* Available records *
## Begin

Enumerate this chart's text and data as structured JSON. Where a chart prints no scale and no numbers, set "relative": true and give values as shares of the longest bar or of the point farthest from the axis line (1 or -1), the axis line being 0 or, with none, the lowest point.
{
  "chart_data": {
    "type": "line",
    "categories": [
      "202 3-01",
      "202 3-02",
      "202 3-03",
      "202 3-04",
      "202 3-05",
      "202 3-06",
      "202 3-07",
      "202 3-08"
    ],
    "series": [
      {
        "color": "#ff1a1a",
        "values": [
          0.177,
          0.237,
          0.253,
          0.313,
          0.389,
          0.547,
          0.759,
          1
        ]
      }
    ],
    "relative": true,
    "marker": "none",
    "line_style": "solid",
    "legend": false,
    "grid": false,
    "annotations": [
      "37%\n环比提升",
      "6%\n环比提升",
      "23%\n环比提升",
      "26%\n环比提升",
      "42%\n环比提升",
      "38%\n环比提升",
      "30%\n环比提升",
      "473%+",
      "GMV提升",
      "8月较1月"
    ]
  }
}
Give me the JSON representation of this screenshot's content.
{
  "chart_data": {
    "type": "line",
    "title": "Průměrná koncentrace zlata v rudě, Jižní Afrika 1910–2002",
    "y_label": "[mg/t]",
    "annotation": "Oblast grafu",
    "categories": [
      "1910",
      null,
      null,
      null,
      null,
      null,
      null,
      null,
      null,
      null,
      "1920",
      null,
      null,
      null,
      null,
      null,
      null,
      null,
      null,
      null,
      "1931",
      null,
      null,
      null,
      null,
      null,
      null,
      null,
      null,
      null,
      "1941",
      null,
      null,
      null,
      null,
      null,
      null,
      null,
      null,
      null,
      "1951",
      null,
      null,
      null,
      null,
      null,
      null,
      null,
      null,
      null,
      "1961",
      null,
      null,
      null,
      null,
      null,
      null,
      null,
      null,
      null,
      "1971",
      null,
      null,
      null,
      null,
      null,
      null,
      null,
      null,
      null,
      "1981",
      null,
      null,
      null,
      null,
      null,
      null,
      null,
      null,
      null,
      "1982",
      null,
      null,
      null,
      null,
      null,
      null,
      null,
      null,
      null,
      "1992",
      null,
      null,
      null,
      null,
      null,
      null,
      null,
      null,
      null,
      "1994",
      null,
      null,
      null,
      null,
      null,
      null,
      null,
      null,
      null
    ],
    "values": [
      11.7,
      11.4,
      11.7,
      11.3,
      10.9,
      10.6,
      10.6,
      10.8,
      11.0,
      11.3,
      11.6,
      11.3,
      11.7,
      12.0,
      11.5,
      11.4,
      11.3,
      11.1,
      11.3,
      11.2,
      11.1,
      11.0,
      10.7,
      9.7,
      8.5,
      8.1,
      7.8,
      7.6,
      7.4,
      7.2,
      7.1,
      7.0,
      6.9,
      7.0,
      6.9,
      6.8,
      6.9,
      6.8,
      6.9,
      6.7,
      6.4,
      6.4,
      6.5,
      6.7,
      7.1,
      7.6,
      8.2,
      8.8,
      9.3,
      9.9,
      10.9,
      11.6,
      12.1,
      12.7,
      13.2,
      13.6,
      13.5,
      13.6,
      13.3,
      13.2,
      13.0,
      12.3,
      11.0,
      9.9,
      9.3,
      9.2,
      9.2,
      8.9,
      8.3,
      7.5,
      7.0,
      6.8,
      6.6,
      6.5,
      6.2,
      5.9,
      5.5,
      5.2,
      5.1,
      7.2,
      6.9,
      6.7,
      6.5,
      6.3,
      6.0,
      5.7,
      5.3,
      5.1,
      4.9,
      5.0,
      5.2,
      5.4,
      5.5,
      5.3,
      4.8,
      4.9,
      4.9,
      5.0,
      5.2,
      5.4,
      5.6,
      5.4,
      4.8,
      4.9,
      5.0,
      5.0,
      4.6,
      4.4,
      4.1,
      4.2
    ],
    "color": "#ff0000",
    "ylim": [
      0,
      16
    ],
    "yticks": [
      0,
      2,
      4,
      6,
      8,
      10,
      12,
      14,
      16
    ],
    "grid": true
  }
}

## End

* What you should do *
Look through the records above and report how many lines hold the word "this", giving only the number.

* Answer below *
2